### Material for this exercise
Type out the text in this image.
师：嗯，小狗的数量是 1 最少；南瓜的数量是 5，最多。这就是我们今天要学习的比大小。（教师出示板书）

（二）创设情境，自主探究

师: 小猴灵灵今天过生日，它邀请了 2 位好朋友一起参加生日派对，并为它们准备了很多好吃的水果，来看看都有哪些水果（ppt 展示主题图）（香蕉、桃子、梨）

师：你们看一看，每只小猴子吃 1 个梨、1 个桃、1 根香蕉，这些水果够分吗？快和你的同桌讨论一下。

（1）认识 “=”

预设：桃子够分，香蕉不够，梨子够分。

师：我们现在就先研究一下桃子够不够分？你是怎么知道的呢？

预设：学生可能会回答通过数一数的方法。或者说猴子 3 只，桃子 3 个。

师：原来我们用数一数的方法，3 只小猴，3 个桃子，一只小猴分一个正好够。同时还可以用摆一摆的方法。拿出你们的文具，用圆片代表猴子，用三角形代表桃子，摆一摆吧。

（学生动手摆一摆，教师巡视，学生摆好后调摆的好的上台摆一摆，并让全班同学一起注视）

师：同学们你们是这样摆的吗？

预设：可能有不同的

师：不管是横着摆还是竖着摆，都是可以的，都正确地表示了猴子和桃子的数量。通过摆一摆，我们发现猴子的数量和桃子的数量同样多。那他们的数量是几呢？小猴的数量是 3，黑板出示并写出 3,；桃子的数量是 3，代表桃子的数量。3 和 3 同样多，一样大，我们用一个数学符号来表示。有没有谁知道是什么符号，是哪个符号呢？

### Given instruction
Retype every entry above, word for word.

### Problem solution
Type out the text in this image.
师：嗯，小狗的数量是 1 最少；南瓜的数量是 5，最多。这就是我们今天要学习的比大小。（教师出示板书）

（二）创设情境，自主探究

师: 小猴灵灵今天过生日，它邀请了 2 位好朋友一起参加生日派对，并为它们准备了很多好吃的水果，来看看都有哪些水果（ppt 展示主题图）（香蕉、桃子、梨）

师：你们看一看，每只小猴子吃 1 个梨、1 个桃、1 根香蕉，这些水果够分吗？快和你的同桌讨论一下。

（1）认识 “=”

预设：桃子够分，香蕉不够，梨子够分。

师：我们现在就先研究一下桃子够不够分？你是怎么知道的呢？

预设：学生可能会回答通过数一数的方法。或者说猴子 3 只，桃子 3 个。

师：原来我们用数一数的方法，3 只小猴，3 个桃子，一只小猴分一个正好够。同时还可以用摆一摆的方法。拿出你们的文具，用圆片代表猴子，用三角形代表桃子，摆一摆吧。

（学生动手摆一摆，教师巡视，学生摆好后调摆的好的上台摆一摆，并让全班同学一起注视）

师：同学们你们是这样摆的吗？

预设：可能有不同的

师：不管是横着摆还是竖着摆，都是可以的，都正确地表示了猴子和桃子的数量。通过摆一摆，我们发现猴子的数量和桃子的数量同样多。那他们的数量是几呢？小猴的数量是 3，黑板出示并写出 3,；桃子的数量是 3，代表桃子的数量。3 和 3 同样多，一样大，我们用一个数学符号来表示。有没有谁知道是什么符号，是哪个符号呢？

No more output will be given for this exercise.